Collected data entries
:::::

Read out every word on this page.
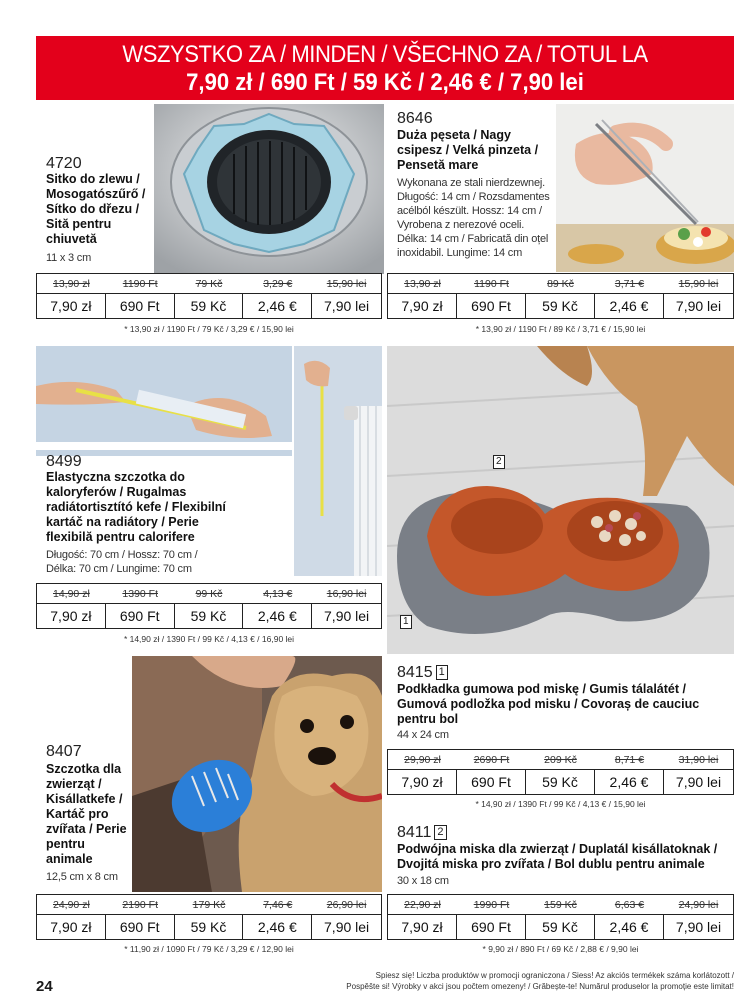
WSZYSTKO ZA / MINDEN / VŠECHNO ZA / TOTUL LA
7,90 zł / 690 Ft / 59 Kč / 2,46 € / 7,90 lei
4720
Sitko do zlewu / Mosogatószűrő / Sítko do dřezu / Sită pentru chiuvetă
11 x 3 cm
13,90 zł	1190 Ft	79 Kč	3,29 €	15,90 lei
7,90 zł	690 Ft	59 Kč	2,46 €	7,90 lei
* 13,90 zł / 1190 Ft / 79 Kč / 3,29 € / 15,90 lei
8646
Duża pęseta / Nagy csipesz / Velká pinzeta / Pensetă mare
Wykonana ze stali nierdzewnej. Długość: 14 cm / Rozsdamentes acélból készült. Hossz: 14 cm / Vyrobena z nerezové oceli. Délka: 14 cm / Fabricată din oțel inoxidabil. Lungime: 14 cm
13,90 zł	1190 Ft	89 Kč	3,71 €	15,90 lei
7,90 zł	690 Ft	59 Kč	2,46 €	7,90 lei
* 13,90 zł / 1190 Ft / 89 Kč / 3,71 € / 15,90 lei
8499
Elastyczna szczotka do kaloryferów / Rugalmas radiátortisztító kefe / Flexibilní kartáč na radiátory / Perie flexibilă pentru calorifere
Długość: 70 cm / Hossz: 70 cm / Délka: 70 cm / Lungime: 70 cm
14,90 zł	1390 Ft	99 Kč	4,13 €	16,90 lei
7,90 zł	690 Ft	59 Kč	2,46 €	7,90 lei
* 14,90 zł / 1390 Ft / 99 Kč / 4,13 € / 16,90 lei
2
1
8415 1
Podkładka gumowa pod miskę / Gumis tálalátét / Gumová podložka pod misku / Covoraș de cauciuc pentru bol
44 x 24 cm
29,90 zł	2690 Ft	209 Kč	8,71 €	31,90 lei
7,90 zł	690 Ft	59 Kč	2,46 €	7,90 lei
* 14,90 zł / 1390 Ft / 99 Kč / 4,13 € / 15,90 lei
8407
Szczotka dla zwierząt / Kisállatkefe / Kartáč pro zvířata / Perie pentru animale
12,5 cm x 8 cm
24,90 zł	2190 Ft	179 Kč	7,46 €	26,90 lei
7,90 zł	690 Ft	59 Kč	2,46 €	7,90 lei
* 11,90 zł / 1090 Ft / 79 Kč / 3,29 € / 12,90 lei
8411 2
Podwójna miska dla zwierząt / Duplatál kisállatoknak / Dvojitá miska pro zvířata / Bol dublu pentru animale
30 x 18 cm
22,90 zł	1990 Ft	159 Kč	6,63 €	24,90 lei
7,90 zł	690 Ft	59 Kč	2,46 €	7,90 lei
* 9,90 zł / 890 Ft / 69 Kč / 2,88 € / 9,90 lei
24
Spiesz się! Liczba produktów w promocji ograniczona / Siess! Az akciós termékek száma korlátozott /
Pospěšte si! Výrobky v akci jsou počtem omezeny! / Grăbește-te! Numărul produselor la promoție este limitat!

:::::

Repeat each entry exactly. Pictures do not belong in the copy.

*EXERCISE RESULT:*
Read out every word on this page.
WSZYSTKO ZA / MINDEN / VŠECHNO ZA / TOTUL LA
7,90 zł / 690 Ft / 59 Kč / 2,46 € / 7,90 lei
4720
Sitko do zlewu / Mosogatószűrő / Sítko do dřezu / Sită pentru chiuvetă
11 x 3 cm
13,90 zł	1190 Ft	79 Kč	3,29 €	15,90 lei
7,90 zł	690 Ft	59 Kč	2,46 €	7,90 lei
* 13,90 zł / 1190 Ft / 79 Kč / 3,29 € / 15,90 lei
8646
Duża pęseta / Nagy csipesz / Velká pinzeta / Pensetă mare
Wykonana ze stali nierdzewnej. Długość: 14 cm / Rozsdamentes acélból készült. Hossz: 14 cm / Vyrobena z nerezové oceli. Délka: 14 cm / Fabricată din oțel inoxidabil. Lungime: 14 cm
13,90 zł	1190 Ft	89 Kč	3,71 €	15,90 lei
7,90 zł	690 Ft	59 Kč	2,46 €	7,90 lei
* 13,90 zł / 1190 Ft / 89 Kč / 3,71 € / 15,90 lei
8499
Elastyczna szczotka do kaloryferów / Rugalmas radiátortisztító kefe / Flexibilní kartáč na radiátory / Perie flexibilă pentru calorifere
Długość: 70 cm / Hossz: 70 cm / Délka: 70 cm / Lungime: 70 cm
14,90 zł	1390 Ft	99 Kč	4,13 €	16,90 lei
7,90 zł	690 Ft	59 Kč	2,46 €	7,90 lei
* 14,90 zł / 1390 Ft / 99 Kč / 4,13 € / 16,90 lei
2
1
8415 1
Podkładka gumowa pod miskę / Gumis tálalátét / Gumová podložka pod misku / Covoraș de cauciuc pentru bol
44 x 24 cm
29,90 zł	2690 Ft	209 Kč	8,71 €	31,90 lei
7,90 zł	690 Ft	59 Kč	2,46 €	7,90 lei
* 14,90 zł / 1390 Ft / 99 Kč / 4,13 € / 15,90 lei
8407
Szczotka dla zwierząt / Kisállatkefe / Kartáč pro zvířata / Perie pentru animale
12,5 cm x 8 cm
24,90 zł	2190 Ft	179 Kč	7,46 €	26,90 lei
7,90 zł	690 Ft	59 Kč	2,46 €	7,90 lei
* 11,90 zł / 1090 Ft / 79 Kč / 3,29 € / 12,90 lei
8411 2
Podwójna miska dla zwierząt / Duplatál kisállatoknak / Dvojitá miska pro zvířata / Bol dublu pentru animale
30 x 18 cm
22,90 zł	1990 Ft	159 Kč	6,63 €	24,90 lei
7,90 zł	690 Ft	59 Kč	2,46 €	7,90 lei
* 9,90 zł / 890 Ft / 69 Kč / 2,88 € / 9,90 lei
24
Spiesz się! Liczba produktów w promocji ograniczona / Siess! Az akciós termékek száma korlátozott /
Pospěšte si! Výrobky v akci jsou počtem omezeny! / Grăbește-te! Numărul produselor la promoție este limitat!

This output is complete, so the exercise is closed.